** begin **

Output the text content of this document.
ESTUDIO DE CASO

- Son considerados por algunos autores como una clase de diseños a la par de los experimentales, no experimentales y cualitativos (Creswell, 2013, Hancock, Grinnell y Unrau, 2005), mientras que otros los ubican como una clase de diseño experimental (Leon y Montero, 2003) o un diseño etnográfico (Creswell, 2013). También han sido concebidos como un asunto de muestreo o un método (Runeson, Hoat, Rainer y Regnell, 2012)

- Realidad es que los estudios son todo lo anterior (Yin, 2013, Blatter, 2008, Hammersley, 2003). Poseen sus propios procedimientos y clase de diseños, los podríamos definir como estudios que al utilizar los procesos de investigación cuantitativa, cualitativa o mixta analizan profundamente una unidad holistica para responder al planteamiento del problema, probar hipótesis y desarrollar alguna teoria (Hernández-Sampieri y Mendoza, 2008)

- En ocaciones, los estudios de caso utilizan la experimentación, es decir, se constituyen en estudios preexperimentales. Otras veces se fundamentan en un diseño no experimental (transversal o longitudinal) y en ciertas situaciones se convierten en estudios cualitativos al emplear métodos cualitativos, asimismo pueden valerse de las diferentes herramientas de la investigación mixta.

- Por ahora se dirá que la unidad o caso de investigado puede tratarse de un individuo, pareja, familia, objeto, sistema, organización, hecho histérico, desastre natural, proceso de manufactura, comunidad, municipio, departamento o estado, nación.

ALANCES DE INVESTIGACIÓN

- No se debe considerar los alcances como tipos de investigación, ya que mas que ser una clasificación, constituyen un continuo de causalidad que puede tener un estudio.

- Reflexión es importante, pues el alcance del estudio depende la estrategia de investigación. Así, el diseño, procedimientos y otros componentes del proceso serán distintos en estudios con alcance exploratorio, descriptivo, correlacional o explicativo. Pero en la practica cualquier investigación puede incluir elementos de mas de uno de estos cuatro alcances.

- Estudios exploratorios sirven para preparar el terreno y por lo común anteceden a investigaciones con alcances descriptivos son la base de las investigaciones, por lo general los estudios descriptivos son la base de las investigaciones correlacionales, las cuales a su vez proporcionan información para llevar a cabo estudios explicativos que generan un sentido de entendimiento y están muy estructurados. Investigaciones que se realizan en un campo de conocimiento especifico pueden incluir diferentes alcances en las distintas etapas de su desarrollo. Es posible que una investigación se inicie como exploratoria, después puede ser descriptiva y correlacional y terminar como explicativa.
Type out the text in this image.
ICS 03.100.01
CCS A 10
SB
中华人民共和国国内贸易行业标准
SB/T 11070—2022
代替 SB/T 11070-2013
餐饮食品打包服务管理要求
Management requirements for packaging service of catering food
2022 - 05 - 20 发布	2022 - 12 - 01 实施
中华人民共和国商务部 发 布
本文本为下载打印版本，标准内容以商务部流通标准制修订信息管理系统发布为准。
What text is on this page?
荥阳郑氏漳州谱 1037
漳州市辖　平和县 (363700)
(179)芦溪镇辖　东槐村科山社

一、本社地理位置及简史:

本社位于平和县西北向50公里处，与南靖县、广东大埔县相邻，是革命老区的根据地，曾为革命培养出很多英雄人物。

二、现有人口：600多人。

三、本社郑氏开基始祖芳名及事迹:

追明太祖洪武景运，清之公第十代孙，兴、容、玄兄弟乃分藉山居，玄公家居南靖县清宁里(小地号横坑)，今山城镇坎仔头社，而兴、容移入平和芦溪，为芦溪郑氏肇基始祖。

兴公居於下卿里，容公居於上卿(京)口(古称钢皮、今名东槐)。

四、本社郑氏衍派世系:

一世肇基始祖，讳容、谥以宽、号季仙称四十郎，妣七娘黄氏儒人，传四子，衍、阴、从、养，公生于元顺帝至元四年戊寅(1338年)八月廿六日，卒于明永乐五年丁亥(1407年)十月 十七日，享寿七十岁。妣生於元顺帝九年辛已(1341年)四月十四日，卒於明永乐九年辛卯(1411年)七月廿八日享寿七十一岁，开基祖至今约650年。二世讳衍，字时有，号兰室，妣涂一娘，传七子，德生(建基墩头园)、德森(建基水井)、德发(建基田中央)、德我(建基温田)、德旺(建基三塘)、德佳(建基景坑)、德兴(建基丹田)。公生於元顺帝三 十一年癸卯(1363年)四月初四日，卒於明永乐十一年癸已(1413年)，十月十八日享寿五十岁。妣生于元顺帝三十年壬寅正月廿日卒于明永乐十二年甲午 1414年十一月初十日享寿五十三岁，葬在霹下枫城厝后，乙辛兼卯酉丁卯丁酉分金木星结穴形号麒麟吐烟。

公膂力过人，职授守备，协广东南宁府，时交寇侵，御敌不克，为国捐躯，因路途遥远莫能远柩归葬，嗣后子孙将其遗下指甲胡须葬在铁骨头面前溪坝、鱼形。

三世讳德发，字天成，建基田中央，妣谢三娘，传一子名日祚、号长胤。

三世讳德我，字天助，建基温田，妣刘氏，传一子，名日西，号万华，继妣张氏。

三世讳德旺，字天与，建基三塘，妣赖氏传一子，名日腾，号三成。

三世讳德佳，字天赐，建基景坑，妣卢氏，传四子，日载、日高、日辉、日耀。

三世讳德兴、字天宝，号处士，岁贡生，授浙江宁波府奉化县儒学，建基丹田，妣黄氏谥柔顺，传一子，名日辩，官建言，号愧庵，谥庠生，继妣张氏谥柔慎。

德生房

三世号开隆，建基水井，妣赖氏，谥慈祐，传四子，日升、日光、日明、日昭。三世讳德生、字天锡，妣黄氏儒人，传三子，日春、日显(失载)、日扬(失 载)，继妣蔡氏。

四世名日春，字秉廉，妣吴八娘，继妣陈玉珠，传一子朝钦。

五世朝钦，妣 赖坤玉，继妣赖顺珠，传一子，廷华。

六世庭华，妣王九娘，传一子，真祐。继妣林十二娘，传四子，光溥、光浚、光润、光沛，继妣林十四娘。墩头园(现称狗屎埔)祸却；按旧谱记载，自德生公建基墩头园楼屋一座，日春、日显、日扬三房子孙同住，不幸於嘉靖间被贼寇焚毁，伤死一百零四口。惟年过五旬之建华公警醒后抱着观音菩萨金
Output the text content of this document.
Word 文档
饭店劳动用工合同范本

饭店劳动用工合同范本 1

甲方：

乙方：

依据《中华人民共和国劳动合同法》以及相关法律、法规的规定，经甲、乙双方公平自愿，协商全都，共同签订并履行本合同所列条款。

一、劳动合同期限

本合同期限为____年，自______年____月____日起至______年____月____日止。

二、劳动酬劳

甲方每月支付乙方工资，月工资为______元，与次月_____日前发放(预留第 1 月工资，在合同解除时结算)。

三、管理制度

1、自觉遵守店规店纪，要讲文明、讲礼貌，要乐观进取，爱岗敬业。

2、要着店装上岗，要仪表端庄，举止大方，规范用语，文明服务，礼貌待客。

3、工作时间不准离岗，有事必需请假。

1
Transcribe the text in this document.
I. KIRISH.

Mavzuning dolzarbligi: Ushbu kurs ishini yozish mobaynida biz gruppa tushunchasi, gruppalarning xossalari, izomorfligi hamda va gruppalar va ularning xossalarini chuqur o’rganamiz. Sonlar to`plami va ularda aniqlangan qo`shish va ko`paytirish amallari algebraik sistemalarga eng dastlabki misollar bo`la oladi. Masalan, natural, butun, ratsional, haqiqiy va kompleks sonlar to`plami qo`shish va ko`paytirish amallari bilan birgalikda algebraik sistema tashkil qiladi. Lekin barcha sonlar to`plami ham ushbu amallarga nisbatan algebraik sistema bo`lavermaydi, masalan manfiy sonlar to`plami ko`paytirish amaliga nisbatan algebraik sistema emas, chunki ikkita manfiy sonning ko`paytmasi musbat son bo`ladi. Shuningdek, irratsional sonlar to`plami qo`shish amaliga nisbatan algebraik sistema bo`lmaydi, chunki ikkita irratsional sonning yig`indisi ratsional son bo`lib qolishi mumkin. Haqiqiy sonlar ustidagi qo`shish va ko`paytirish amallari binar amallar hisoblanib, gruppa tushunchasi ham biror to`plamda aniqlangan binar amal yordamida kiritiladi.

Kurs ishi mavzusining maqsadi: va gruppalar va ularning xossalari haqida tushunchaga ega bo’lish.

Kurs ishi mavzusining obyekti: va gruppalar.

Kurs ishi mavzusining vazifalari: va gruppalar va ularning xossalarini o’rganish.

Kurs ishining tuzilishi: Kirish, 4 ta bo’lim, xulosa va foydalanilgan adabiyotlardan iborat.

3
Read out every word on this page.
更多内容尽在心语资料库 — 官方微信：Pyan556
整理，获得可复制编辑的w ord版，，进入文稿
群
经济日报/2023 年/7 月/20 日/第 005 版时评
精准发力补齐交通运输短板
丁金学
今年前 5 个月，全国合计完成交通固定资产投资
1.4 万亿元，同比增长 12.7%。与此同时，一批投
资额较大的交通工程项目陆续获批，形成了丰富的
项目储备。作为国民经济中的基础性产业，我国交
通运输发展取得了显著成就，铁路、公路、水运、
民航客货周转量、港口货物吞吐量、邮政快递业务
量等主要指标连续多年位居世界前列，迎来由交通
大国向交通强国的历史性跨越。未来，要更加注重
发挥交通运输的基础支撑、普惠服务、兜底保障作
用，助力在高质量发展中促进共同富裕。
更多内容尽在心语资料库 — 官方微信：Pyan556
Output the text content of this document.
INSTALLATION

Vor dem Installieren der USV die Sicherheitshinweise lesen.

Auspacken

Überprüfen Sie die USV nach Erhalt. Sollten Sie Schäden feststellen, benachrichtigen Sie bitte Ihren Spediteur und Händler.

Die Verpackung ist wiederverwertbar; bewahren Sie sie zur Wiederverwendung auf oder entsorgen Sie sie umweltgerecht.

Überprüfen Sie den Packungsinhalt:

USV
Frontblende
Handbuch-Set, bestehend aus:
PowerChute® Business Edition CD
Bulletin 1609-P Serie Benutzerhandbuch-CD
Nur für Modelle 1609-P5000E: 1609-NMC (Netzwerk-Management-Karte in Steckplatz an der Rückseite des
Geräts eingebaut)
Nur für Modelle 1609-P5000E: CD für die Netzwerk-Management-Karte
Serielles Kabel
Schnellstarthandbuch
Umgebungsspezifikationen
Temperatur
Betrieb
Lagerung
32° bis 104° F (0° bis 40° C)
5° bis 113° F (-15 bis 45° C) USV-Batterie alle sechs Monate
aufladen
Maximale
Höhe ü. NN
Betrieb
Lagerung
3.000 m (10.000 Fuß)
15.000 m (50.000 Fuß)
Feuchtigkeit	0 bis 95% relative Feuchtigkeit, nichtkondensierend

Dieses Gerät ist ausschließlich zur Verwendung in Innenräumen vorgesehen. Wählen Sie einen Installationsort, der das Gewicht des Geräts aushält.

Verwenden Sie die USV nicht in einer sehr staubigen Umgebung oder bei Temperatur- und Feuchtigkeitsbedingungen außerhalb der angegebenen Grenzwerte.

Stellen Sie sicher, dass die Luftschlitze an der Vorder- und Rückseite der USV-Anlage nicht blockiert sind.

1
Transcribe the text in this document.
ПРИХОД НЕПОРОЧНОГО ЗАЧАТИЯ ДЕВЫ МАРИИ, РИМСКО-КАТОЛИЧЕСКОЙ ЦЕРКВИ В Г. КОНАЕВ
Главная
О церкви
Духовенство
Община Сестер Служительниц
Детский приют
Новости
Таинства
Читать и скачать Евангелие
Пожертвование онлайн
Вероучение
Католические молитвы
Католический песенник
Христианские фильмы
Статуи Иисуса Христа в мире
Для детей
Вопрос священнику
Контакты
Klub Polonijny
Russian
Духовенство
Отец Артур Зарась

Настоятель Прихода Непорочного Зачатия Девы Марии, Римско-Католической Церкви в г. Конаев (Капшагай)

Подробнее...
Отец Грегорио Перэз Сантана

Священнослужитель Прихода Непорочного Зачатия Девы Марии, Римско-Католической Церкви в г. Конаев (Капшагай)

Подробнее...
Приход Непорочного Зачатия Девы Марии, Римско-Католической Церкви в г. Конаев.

** end **

Instructions for the task>
Find the lines containing "Отец" and pull them out.

The answer>
Отец Артур Зарась
Отец Грегорио Перэз Сантана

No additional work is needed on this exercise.